◆ **THE EXERCISE**
Quote the listing in full, exactly as given, minus any pictures.
◇ ◇ ◇ ◇ ◇ ◇ ◇
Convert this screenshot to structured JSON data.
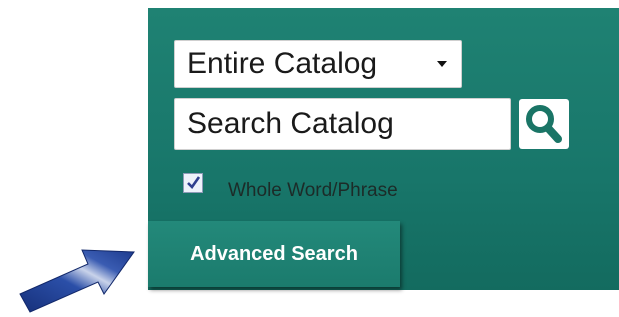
{
  "scope_select": {
    "selected": "Entire Catalog"
  },
  "search": {
    "value": "Search Catalog",
    "button_icon": "search-icon"
  },
  "whole_word": {
    "label": "Whole Word/Phrase",
    "checked": true
  },
  "advanced_search": {
    "label": "Advanced Search"
  },
  "pointer": {
    "icon": "arrow-pointer-icon"
  },
  "colors": {
    "panel": "#1a7a6c",
    "button": "#1f8374",
    "arrow": "#1e3f8f",
    "search_icon": "#1a7566"
  }
}
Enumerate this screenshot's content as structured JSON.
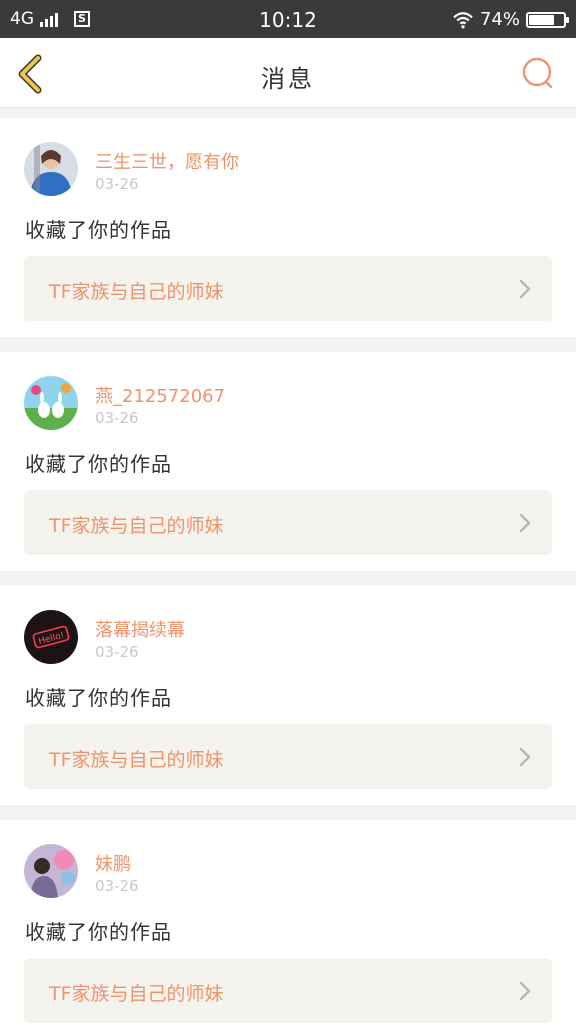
{
  "status_bar": {
    "network": "4G",
    "time": "10:12",
    "battery": "74%",
    "battery_level": 0.74
  },
  "header": {
    "title": "消息",
    "back_icon": "chevron-left-icon",
    "search_icon": "search-icon"
  },
  "colors": {
    "accent": "#f0936a",
    "back_icon": "#f2c64a",
    "card_footer_bg": "#f4f3ee",
    "page_bg": "#f3f3f3"
  },
  "messages": [
    {
      "user": "三生三世，愿有你",
      "date": "03-26",
      "action": "收藏了你的作品",
      "work_title": "TF家族与自己的师妹",
      "avatar_icon": "user-avatar-blue"
    },
    {
      "user": "燕_212572067",
      "date": "03-26",
      "action": "收藏了你的作品",
      "work_title": "TF家族与自己的师妹",
      "avatar_icon": "user-avatar-rabbits"
    },
    {
      "user": "落幕揭续幕",
      "date": "03-26",
      "action": "收藏了你的作品",
      "work_title": "TF家族与自己的师妹",
      "avatar_icon": "user-avatar-hello-neon"
    },
    {
      "user": "妹鹏",
      "date": "03-26",
      "action": "收藏了你的作品",
      "work_title": "TF家族与自己的师妹",
      "avatar_icon": "user-avatar-balloons"
    }
  ]
}
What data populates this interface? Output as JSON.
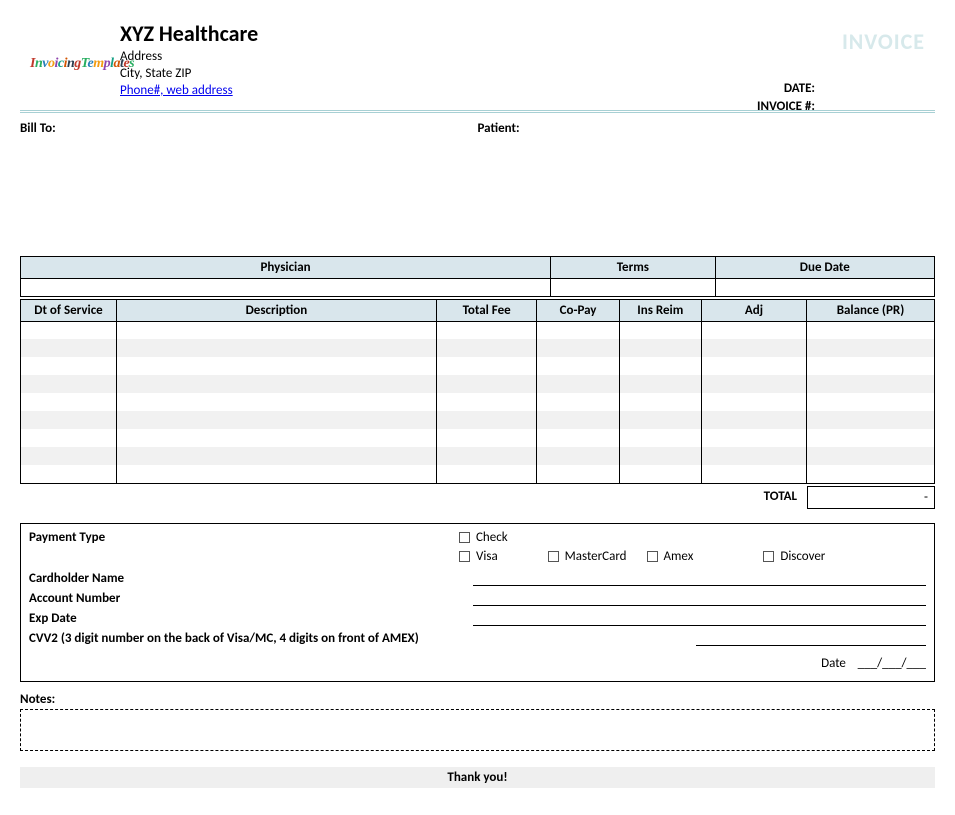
{
  "header": {
    "logo_text": "InvoicingTemplates",
    "company_name": "XYZ Healthcare",
    "address_line1": "Address",
    "address_line2": "City, State ZIP",
    "contact_link": "Phone#, web address",
    "invoice_title": "INVOICE",
    "date_label": "DATE:",
    "invoice_no_label": "INVOICE #:"
  },
  "parties": {
    "bill_to_label": "Bill To:",
    "patient_label": "Patient:"
  },
  "tbl1": {
    "physician_label": "Physician",
    "terms_label": "Terms",
    "due_date_label": "Due Date",
    "physician": "",
    "terms": "",
    "due_date": ""
  },
  "tbl2": {
    "headers": {
      "dt": "Dt of Service",
      "desc": "Description",
      "fee": "Total Fee",
      "copay": "Co-Pay",
      "ins": "Ins Reim",
      "adj": "Adj",
      "bal": "Balance (PR)"
    },
    "rows": [
      {
        "dt": "",
        "desc": "",
        "fee": "",
        "copay": "",
        "ins": "",
        "adj": "",
        "bal": ""
      },
      {
        "dt": "",
        "desc": "",
        "fee": "",
        "copay": "",
        "ins": "",
        "adj": "",
        "bal": ""
      },
      {
        "dt": "",
        "desc": "",
        "fee": "",
        "copay": "",
        "ins": "",
        "adj": "",
        "bal": ""
      },
      {
        "dt": "",
        "desc": "",
        "fee": "",
        "copay": "",
        "ins": "",
        "adj": "",
        "bal": ""
      },
      {
        "dt": "",
        "desc": "",
        "fee": "",
        "copay": "",
        "ins": "",
        "adj": "",
        "bal": ""
      },
      {
        "dt": "",
        "desc": "",
        "fee": "",
        "copay": "",
        "ins": "",
        "adj": "",
        "bal": ""
      },
      {
        "dt": "",
        "desc": "",
        "fee": "",
        "copay": "",
        "ins": "",
        "adj": "",
        "bal": ""
      },
      {
        "dt": "",
        "desc": "",
        "fee": "",
        "copay": "",
        "ins": "",
        "adj": "",
        "bal": ""
      },
      {
        "dt": "",
        "desc": "",
        "fee": "",
        "copay": "",
        "ins": "",
        "adj": "",
        "bal": ""
      }
    ],
    "total_label": "TOTAL",
    "total_value": "-"
  },
  "payment": {
    "type_label": "Payment Type",
    "check": "Check",
    "visa": "Visa",
    "mastercard": "MasterCard",
    "amex": "Amex",
    "discover": "Discover",
    "cardholder_label": "Cardholder Name",
    "account_label": "Account Number",
    "exp_label": "Exp Date",
    "cvv_label": "CVV2 (3 digit number on the back of Visa/MC, 4 digits on front of AMEX)",
    "date_label": "Date",
    "date_placeholder": "___/___/___"
  },
  "notes": {
    "label": "Notes:"
  },
  "footer": {
    "thanks": "Thank you!"
  }
}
◇ ◇ ◇ ◇ ◇ ◇ ◇
◆ **OUTPUT FOR THIS EXERCISE**
Convert this screenshot to structured JSON data.
{
  "scope_select": {
    "selected": "Entire Catalog"
  },
  "search": {
    "value": "Search Catalog",
    "button_icon": "search-icon"
  },
  "whole_word": {
    "label": "Whole Word/Phrase",
    "checked": true
  },
  "advanced_search": {
    "label": "Advanced Search"
  },
  "pointer": {
    "icon": "arrow-pointer-icon"
  },
  "colors": {
    "panel": "#1a7a6c",
    "button": "#1f8374",
    "arrow": "#1e3f8f",
    "search_icon": "#1a7566"
  }
}
Enumerate this screenshot's content as structured JSON.
{
  "status_bar": {
    "network": "4G",
    "time": "10:12",
    "battery": "74%",
    "battery_level": 0.74
  },
  "header": {
    "title": "消息",
    "back_icon": "chevron-left-icon",
    "search_icon": "search-icon"
  },
  "colors": {
    "accent": "#f0936a",
    "back_icon": "#f2c64a",
    "card_footer_bg": "#f4f3ee",
    "page_bg": "#f3f3f3"
  },
  "messages": [
    {
      "user": "三生三世，愿有你",
      "date": "03-26",
      "action": "收藏了你的作品",
      "work_title": "TF家族与自己的师妹",
      "avatar_icon": "user-avatar-blue"
    },
    {
      "user": "燕_212572067",
      "date": "03-26",
      "action": "收藏了你的作品",
      "work_title": "TF家族与自己的师妹",
      "avatar_icon": "user-avatar-rabbits"
    },
    {
      "user": "落幕揭续幕",
      "date": "03-26",
      "action": "收藏了你的作品",
      "work_title": "TF家族与自己的师妹",
      "avatar_icon": "user-avatar-hello-neon"
    },
    {
      "user": "妹鹏",
      "date": "03-26",
      "action": "收藏了你的作品",
      "work_title": "TF家族与自己的师妹",
      "avatar_icon": "user-avatar-balloons"
    }
  ]
}
What data populates this interface? Output as JSON.
{
  "header": {
    "logo_text": "InvoicingTemplates",
    "company_name": "XYZ Healthcare",
    "address_line1": "Address",
    "address_line2": "City, State ZIP",
    "contact_link": "Phone#, web address",
    "invoice_title": "INVOICE",
    "date_label": "DATE:",
    "invoice_no_label": "INVOICE #:"
  },
  "parties": {
    "bill_to_label": "Bill To:",
    "patient_label": "Patient:"
  },
  "tbl1": {
    "physician_label": "Physician",
    "terms_label": "Terms",
    "due_date_label": "Due Date",
    "physician": "",
    "terms": "",
    "due_date": ""
  },
  "tbl2": {
    "headers": {
      "dt": "Dt of Service",
      "desc": "Description",
      "fee": "Total Fee",
      "copay": "Co-Pay",
      "ins": "Ins Reim",
      "adj": "Adj",
      "bal": "Balance (PR)"
    },
    "rows": [
      {
        "dt": "",
        "desc": "",
        "fee": "",
        "copay": "",
        "ins": "",
        "adj": "",
        "bal": ""
      },
      {
        "dt": "",
        "desc": "",
        "fee": "",
        "copay": "",
        "ins": "",
        "adj": "",
        "bal": ""
      },
      {
        "dt": "",
        "desc": "",
        "fee": "",
        "copay": "",
        "ins": "",
        "adj": "",
        "bal": ""
      },
      {
        "dt": "",
        "desc": "",
        "fee": "",
        "copay": "",
        "ins": "",
        "adj": "",
        "bal": ""
      },
      {
        "dt": "",
        "desc": "",
        "fee": "",
        "copay": "",
        "ins": "",
        "adj": "",
        "bal": ""
      },
      {
        "dt": "",
        "desc": "",
        "fee": "",
        "copay": "",
        "ins": "",
        "adj": "",
        "bal": ""
      },
      {
        "dt": "",
        "desc": "",
        "fee": "",
        "copay": "",
        "ins": "",
        "adj": "",
        "bal": ""
      },
      {
        "dt": "",
        "desc": "",
        "fee": "",
        "copay": "",
        "ins": "",
        "adj": "",
        "bal": ""
      },
      {
        "dt": "",
        "desc": "",
        "fee": "",
        "copay": "",
        "ins": "",
        "adj": "",
        "bal": ""
      }
    ],
    "total_label": "TOTAL",
    "total_value": "-"
  },
  "payment": {
    "type_label": "Payment Type",
    "check": "Check",
    "visa": "Visa",
    "mastercard": "MasterCard",
    "amex": "Amex",
    "discover": "Discover",
    "cardholder_label": "Cardholder Name",
    "account_label": "Account Number",
    "exp_label": "Exp Date",
    "cvv_label": "CVV2 (3 digit number on the back of Visa/MC, 4 digits on front of AMEX)",
    "date_label": "Date",
    "date_placeholder": "___/___/___"
  },
  "notes": {
    "label": "Notes:"
  },
  "footer": {
    "thanks": "Thank you!"
  }
}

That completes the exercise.